Instructions to follow –
List all the lines in these records that hold "true".
++++
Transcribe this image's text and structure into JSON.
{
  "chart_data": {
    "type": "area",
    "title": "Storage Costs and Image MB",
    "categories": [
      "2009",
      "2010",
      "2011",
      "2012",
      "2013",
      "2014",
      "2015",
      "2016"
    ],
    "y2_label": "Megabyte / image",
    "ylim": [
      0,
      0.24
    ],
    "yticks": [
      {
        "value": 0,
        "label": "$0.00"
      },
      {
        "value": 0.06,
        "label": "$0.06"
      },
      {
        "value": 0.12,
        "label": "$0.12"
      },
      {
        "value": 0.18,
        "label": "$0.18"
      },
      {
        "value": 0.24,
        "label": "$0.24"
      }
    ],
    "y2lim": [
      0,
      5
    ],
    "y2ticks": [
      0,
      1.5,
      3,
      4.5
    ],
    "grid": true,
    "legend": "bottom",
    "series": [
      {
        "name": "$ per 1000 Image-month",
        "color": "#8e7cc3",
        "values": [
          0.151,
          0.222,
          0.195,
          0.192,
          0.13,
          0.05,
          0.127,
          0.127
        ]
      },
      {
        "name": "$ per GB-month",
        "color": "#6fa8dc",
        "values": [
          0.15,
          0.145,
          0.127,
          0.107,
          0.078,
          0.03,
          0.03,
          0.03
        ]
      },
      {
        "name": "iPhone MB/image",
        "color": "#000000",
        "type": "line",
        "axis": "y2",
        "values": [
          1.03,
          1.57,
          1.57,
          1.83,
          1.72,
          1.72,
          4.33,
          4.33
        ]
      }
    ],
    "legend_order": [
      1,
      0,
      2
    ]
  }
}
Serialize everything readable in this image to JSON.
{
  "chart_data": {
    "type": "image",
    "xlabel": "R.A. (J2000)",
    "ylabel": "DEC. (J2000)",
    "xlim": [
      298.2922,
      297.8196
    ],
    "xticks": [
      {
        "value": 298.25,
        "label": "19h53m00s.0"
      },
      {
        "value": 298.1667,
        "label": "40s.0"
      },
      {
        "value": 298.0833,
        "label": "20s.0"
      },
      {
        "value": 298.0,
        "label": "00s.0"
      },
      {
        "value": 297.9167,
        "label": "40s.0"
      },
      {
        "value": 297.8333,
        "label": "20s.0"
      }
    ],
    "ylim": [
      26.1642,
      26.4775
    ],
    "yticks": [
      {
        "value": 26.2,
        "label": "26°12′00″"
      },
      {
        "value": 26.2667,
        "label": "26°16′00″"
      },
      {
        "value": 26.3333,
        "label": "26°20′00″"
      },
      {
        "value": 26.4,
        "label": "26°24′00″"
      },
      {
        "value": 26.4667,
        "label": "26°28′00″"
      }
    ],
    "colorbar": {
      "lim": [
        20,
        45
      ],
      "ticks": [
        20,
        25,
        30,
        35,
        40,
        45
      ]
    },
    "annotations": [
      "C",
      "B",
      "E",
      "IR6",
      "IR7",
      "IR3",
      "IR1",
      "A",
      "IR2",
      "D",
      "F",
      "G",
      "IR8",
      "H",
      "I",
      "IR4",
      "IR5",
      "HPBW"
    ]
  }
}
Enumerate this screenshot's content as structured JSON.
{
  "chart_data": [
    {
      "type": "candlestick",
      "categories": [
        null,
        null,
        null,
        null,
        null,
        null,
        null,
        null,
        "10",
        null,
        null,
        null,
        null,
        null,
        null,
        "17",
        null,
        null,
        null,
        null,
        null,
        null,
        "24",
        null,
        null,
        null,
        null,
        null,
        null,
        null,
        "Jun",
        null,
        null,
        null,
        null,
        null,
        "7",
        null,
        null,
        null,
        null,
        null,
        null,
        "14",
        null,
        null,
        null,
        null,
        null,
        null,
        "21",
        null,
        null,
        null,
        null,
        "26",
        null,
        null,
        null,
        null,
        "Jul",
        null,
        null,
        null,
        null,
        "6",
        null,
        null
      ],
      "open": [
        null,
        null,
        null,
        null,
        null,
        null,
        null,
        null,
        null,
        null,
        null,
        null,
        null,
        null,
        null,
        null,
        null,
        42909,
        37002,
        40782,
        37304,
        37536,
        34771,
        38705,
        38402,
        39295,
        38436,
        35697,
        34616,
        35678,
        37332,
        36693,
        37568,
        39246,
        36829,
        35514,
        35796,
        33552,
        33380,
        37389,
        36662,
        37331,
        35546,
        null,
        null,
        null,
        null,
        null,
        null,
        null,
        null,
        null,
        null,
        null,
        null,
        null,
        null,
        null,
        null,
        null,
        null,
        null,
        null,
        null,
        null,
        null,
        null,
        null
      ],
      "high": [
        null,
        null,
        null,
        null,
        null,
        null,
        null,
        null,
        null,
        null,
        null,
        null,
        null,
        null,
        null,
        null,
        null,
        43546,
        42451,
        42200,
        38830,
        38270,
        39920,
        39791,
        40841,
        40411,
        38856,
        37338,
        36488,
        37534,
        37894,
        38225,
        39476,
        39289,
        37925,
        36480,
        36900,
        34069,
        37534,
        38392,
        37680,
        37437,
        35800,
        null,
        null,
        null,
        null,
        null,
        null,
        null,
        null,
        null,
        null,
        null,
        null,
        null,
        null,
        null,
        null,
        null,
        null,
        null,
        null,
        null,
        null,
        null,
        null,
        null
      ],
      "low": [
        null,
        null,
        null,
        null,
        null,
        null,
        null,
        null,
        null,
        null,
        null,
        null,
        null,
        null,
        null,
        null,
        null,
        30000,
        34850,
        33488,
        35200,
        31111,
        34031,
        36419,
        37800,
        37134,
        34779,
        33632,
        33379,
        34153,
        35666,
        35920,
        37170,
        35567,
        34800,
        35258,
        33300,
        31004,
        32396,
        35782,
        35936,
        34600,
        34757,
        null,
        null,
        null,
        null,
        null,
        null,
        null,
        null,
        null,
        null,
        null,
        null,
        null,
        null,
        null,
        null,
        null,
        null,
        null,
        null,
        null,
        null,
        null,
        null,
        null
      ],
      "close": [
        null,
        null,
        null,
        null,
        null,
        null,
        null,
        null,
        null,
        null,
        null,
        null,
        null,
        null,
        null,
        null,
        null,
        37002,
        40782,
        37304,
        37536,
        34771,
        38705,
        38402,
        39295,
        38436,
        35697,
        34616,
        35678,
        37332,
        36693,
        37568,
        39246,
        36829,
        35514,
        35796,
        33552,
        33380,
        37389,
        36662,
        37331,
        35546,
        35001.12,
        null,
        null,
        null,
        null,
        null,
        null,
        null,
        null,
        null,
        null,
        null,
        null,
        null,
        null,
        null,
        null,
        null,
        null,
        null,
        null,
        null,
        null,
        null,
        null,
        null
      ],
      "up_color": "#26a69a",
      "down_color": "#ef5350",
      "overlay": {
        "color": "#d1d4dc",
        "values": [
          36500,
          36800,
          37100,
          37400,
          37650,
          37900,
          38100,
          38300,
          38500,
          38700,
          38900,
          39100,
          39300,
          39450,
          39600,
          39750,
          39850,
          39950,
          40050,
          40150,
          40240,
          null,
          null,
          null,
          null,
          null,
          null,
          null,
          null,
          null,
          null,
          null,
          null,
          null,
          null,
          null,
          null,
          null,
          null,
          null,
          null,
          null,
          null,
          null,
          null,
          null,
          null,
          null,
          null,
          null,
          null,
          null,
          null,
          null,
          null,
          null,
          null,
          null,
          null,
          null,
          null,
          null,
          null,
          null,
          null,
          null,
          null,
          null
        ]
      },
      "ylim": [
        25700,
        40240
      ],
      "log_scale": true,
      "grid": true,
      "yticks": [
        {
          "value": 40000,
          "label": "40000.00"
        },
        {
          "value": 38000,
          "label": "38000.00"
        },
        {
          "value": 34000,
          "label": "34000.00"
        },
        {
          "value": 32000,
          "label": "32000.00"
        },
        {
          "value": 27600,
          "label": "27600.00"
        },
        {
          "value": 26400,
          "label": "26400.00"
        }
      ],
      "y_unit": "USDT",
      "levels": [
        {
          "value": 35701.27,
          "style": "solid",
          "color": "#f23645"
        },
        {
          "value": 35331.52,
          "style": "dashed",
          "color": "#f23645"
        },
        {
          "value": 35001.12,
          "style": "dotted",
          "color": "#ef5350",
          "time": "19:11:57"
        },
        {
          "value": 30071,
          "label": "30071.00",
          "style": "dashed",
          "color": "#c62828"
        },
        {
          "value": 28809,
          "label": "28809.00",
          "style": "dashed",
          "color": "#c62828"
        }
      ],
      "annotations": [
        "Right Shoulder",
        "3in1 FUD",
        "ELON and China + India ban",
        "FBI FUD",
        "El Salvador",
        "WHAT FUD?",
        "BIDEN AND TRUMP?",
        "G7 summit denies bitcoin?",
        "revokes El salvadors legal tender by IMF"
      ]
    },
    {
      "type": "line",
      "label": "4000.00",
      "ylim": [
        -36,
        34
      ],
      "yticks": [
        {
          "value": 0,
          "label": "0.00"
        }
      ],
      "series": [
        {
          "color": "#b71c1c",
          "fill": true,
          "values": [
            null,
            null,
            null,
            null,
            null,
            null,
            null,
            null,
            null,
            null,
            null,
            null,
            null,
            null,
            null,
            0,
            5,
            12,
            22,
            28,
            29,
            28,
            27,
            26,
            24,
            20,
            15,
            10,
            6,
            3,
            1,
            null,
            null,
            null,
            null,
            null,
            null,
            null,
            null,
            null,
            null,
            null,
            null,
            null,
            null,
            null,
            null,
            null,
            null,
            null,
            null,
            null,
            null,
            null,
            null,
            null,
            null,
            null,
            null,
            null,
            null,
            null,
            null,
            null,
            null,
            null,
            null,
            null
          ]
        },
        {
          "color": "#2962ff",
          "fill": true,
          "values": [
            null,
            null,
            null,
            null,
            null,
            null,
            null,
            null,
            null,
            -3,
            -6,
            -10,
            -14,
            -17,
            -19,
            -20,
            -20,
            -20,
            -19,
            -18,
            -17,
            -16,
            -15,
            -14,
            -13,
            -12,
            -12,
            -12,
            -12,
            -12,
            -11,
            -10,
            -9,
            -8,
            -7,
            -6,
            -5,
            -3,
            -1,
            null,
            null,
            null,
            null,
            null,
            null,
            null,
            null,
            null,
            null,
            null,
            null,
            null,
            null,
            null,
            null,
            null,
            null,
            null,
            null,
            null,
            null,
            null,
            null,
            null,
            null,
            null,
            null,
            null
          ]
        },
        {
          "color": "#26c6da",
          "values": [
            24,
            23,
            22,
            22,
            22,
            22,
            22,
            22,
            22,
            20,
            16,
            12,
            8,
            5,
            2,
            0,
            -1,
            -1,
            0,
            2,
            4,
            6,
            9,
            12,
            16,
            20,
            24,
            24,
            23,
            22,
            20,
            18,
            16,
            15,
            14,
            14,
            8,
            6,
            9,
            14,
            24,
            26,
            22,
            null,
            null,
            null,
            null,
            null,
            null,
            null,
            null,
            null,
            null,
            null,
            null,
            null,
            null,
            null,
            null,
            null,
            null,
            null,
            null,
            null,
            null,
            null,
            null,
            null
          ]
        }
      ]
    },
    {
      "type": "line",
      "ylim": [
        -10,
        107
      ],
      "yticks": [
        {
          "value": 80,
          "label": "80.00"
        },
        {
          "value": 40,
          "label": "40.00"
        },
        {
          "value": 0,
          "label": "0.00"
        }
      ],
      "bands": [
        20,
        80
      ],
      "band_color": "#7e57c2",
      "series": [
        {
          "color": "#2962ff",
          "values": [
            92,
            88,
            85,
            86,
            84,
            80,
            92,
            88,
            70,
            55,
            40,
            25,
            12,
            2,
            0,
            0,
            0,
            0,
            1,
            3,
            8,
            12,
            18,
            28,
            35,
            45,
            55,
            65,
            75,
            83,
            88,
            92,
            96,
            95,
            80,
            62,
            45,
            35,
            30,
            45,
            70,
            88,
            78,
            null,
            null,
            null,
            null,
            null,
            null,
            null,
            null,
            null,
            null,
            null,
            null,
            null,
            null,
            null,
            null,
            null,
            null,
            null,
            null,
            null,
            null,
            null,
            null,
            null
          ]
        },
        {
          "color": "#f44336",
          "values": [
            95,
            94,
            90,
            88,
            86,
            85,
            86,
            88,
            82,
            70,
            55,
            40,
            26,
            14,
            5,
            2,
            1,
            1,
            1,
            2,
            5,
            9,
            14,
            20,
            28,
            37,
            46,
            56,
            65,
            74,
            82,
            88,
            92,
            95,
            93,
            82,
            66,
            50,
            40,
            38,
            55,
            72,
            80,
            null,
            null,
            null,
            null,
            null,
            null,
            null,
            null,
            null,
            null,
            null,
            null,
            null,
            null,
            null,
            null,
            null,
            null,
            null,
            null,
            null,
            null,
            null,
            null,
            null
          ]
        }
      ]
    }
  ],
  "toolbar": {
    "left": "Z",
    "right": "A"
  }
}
++++
Answer in full –
    "grid": true,
      "log_scale": true,
      "grid": true,
          "fill": true,
          "fill": true,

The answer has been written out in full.